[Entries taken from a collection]
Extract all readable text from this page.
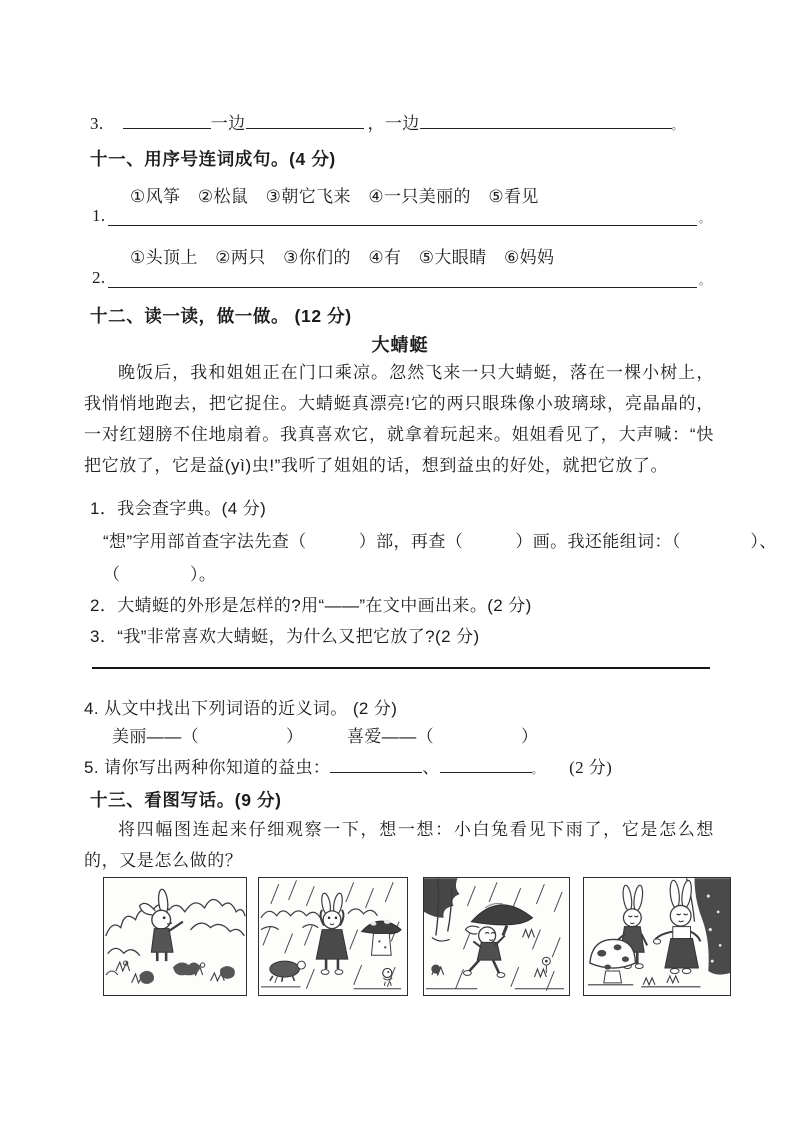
3.	一边	，一边	。
十一、用序号连词成句。(4 分)
①风筝　②松鼠　③朝它飞来　④一只美丽的　⑤看见
1.	。
①头顶上　②两只　③你们的　④有　⑤大眼睛　⑥妈妈
2.	。
十二、读一读，做一做。 (12 分)
大蜻蜓
晚饭后，我和姐姐正在门口乘凉。忽然飞来一只大蜻蜓，落在一棵小树上，我悄悄地跑去，把它捉住。大蜻蜓真漂亮!它的两只眼珠像小玻璃球，亮晶晶的，一对红翅膀不住地扇着。我真喜欢它，就拿着玩起来。姐姐看见了，大声喊：“快把它放了，它是益(yì)虫!”我听了姐姐的话，想到益虫的好处，就把它放了。
1．我会查字典。(4 分)
“想”字用部首查字法先查（　　　）部，再查（　　　）画。我还能组词：（　　　　）、
（　　　　）。
2．大蜻蜓的外形是怎样的?用“——”在文中画出来。(2 分)
3．“我”非常喜欢大蜻蜓，为什么又把它放了?(2 分)
4. 从文中找出下列词语的近义词。 (2 分)
美丽——（　　　　　）	喜爱——（　　　　　）
5. 请你写出两种你知道的益虫：	、	。 (2 分)
十三、看图写话。(9 分)
将四幅图连起来仔细观察一下，想一想：小白兔看见下雨了，它是怎么想的，又是怎么做的？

— AIM —
Leave the pictures out, and print every line of the listing exactly as written.

— EXPECTED ANSWER —
Extract all readable text from this page.
3.	一边	，一边	。
十一、用序号连词成句。(4 分)
①风筝　②松鼠　③朝它飞来　④一只美丽的　⑤看见
1.	。
①头顶上　②两只　③你们的　④有　⑤大眼睛　⑥妈妈
2.	。
十二、读一读，做一做。 (12 分)
大蜻蜓
晚饭后，我和姐姐正在门口乘凉。忽然飞来一只大蜻蜓，落在一棵小树上，我悄悄地跑去，把它捉住。大蜻蜓真漂亮!它的两只眼珠像小玻璃球，亮晶晶的，一对红翅膀不住地扇着。我真喜欢它，就拿着玩起来。姐姐看见了，大声喊：“快把它放了，它是益(yì)虫!”我听了姐姐的话，想到益虫的好处，就把它放了。
1．我会查字典。(4 分)
“想”字用部首查字法先查（　　　）部，再查（　　　）画。我还能组词：（　　　　）、
（　　　　）。
2．大蜻蜓的外形是怎样的?用“——”在文中画出来。(2 分)
3．“我”非常喜欢大蜻蜓，为什么又把它放了?(2 分)
4. 从文中找出下列词语的近义词。 (2 分)
美丽——（　　　　　）	喜爱——（　　　　　）
5. 请你写出两种你知道的益虫：	、	。 (2 分)
十三、看图写话。(9 分)
将四幅图连起来仔细观察一下，想一想：小白兔看见下雨了，它是怎么想的，又是怎么做的？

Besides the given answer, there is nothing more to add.